Le commandant des Forces spéciales accusé pour un coup de feu accidentel

OTTAWA – Le commandant des Forces d’opérations spéciales du Canada devra comparaître en Cour martiale pour avoir tiré accidentellement un coup de feu en chargeant son arme lors d’une visite en Irak, en décembre dernier. Personne n’a été blessé dans l’incident.

Le major-général Michael Rouleau soutient qu’il a signalé immédiatement l’incident au chef d’état-major. À l’issue de l’enquête, il a été formellement accusé en vertu de la Loi sur la défense nationale. Dans un message aux quelque 2000 membres des Forces spéciales, M. Rouleau dit assumer l’entière responsabilité de cette erreur, et regrette que l’affaire détourne l’attention du public.

Aucune date n’a encore été fixée pour la suite des procédures en Cour martiale, ont indiqué les autorités.

M. Rouleau est un militaire de carrière. Il avait joint la Deuxième Force opérationnelle interarmées en 1994, avant de diriger l’unité du contre-terrorisme. Il a pris les commandes des Forces d’opérations spéciales du Canada en février 2014.

Le major-général Rouleau n’est pas le premier officier de haut rang à être poursuivi en Cour martiale pour un tel accident. Le brigadier-général Daniel Ménard avait été condamné à une amende de 3500 $ pour avoir tiré deux coups de feu à l’aérodrome de Kandahar, en 2010, alors qu’il était commandant des troupes canadiennes en Afghanistan.

Le lieutenant-colonel Gilles Fortin a quant à lui été condamné à une amende de 1500 $ pour avoir tiré accidentellement un coup de feu de son pistolet à l’aéroport international de Kaboul en 2012.

Jusqu’à 200 militaires des Forces d’opérations spéciales du Canada ont été déployés en Irak pour prêter main-forte aux combattants kurdes, les peshmergas, dans leur guerre contre le groupe armé État islamique.

Ces forces spéciales ont aussi été déployées ailleurs dans le monde par le passé, notamment au Bélize et au Niger.

* * * * * * *

VOTRE OBJECTIF: Selon l'extrait sur le coup de feu accidentel du commandant des Forces spéciales, quelle amende le brigadier-général Daniel Ménard a-t-il reçue ?

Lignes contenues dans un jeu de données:
* * * * * * *

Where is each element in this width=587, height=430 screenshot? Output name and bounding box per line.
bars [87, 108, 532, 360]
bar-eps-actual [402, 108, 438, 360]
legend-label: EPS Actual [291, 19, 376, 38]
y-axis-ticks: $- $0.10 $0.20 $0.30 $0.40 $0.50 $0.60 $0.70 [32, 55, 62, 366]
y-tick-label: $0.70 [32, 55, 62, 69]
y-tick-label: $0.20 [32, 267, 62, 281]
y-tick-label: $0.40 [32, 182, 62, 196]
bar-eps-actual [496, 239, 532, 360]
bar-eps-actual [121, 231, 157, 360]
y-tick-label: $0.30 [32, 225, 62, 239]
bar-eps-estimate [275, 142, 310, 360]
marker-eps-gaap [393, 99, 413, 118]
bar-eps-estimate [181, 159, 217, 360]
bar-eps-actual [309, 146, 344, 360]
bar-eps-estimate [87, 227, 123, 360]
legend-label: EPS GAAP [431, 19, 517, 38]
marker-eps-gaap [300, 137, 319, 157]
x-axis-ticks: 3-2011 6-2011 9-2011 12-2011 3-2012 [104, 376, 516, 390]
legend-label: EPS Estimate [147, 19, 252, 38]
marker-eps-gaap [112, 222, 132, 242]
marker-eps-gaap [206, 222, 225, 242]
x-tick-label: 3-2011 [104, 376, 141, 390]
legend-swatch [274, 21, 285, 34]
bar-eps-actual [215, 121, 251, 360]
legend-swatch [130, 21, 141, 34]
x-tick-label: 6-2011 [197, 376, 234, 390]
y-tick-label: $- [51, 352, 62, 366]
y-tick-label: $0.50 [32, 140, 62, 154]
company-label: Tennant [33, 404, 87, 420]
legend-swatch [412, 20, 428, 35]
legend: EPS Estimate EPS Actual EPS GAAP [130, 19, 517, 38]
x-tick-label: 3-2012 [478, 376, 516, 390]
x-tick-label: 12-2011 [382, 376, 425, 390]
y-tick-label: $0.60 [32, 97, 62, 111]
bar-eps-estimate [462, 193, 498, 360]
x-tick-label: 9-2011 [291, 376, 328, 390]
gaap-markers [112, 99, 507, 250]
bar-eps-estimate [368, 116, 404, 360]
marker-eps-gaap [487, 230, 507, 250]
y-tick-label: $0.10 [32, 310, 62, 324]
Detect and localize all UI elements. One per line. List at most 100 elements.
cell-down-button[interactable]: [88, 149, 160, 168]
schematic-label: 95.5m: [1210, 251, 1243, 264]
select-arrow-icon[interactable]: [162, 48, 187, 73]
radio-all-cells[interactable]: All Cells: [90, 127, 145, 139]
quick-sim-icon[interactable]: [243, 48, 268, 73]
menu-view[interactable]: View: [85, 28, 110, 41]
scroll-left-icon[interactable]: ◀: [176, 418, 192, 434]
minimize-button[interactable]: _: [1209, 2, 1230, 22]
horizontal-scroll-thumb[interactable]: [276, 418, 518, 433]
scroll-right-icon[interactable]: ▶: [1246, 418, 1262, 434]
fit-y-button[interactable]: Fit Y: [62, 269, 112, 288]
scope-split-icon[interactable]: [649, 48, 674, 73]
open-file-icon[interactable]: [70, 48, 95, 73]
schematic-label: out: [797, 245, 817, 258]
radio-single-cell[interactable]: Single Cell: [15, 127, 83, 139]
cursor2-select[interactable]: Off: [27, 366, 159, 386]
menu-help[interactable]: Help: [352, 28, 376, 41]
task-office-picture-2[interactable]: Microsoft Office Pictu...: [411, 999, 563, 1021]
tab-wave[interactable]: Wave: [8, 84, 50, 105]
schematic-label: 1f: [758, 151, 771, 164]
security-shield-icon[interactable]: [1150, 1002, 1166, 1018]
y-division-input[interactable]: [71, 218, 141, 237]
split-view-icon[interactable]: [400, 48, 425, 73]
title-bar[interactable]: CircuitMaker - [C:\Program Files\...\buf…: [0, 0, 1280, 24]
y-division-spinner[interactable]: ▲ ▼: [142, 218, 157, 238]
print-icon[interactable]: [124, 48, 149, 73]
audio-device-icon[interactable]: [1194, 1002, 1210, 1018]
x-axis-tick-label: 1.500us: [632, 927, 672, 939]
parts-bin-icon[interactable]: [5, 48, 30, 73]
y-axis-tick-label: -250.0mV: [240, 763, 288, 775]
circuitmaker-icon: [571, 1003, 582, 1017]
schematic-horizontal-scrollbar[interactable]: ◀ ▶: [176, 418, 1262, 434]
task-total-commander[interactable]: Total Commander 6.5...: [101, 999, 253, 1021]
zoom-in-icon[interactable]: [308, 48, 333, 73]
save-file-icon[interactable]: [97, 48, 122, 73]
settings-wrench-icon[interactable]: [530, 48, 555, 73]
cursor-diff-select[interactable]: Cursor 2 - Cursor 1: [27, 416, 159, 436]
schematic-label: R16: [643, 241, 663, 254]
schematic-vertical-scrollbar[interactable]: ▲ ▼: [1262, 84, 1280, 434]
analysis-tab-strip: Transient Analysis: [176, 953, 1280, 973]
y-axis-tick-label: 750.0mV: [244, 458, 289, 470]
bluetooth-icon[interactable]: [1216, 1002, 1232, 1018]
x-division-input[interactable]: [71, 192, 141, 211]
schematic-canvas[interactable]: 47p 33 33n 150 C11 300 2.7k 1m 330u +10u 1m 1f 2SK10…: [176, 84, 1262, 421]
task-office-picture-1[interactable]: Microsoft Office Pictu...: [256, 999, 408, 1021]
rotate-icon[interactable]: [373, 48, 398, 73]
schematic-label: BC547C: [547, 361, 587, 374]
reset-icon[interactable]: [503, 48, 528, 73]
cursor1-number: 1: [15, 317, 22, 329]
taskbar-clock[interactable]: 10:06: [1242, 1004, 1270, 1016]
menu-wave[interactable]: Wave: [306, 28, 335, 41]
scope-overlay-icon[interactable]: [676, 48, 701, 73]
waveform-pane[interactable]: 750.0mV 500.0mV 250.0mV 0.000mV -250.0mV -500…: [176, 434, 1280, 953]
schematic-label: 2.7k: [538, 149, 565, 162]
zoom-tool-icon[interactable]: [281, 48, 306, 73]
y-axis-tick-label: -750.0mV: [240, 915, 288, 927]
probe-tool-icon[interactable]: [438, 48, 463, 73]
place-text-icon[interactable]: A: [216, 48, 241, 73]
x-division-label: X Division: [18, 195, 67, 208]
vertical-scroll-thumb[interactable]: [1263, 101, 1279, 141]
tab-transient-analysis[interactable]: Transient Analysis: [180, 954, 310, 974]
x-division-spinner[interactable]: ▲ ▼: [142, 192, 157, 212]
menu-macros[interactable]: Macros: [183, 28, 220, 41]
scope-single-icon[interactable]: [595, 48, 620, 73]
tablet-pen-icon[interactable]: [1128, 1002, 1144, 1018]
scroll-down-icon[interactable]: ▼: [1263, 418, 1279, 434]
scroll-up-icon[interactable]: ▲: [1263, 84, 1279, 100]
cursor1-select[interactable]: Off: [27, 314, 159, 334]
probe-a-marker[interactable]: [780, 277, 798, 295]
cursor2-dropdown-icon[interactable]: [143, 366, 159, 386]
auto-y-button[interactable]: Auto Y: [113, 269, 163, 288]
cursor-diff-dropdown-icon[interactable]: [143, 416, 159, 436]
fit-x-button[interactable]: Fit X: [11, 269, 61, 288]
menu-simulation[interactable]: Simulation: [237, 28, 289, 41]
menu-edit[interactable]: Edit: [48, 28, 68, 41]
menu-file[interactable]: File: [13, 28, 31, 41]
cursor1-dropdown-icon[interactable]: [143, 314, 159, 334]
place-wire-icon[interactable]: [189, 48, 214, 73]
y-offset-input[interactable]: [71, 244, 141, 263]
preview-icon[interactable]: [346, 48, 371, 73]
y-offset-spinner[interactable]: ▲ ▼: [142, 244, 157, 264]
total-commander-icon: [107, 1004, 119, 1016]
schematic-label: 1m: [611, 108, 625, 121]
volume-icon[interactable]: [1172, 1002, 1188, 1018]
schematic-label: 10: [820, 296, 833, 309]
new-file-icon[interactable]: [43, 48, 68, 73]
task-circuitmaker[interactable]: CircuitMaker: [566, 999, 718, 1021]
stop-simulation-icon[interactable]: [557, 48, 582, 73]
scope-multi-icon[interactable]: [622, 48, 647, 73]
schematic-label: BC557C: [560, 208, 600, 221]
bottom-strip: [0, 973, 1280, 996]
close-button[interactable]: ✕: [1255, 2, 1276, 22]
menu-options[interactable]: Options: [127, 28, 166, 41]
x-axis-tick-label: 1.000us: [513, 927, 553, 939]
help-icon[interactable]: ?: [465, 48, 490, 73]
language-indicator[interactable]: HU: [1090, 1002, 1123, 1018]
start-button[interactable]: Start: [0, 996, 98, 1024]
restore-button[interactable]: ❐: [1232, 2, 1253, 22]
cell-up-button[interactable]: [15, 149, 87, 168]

* * * * * * *

RÉPONSE ATTENDUE: Une amende de 3500 $.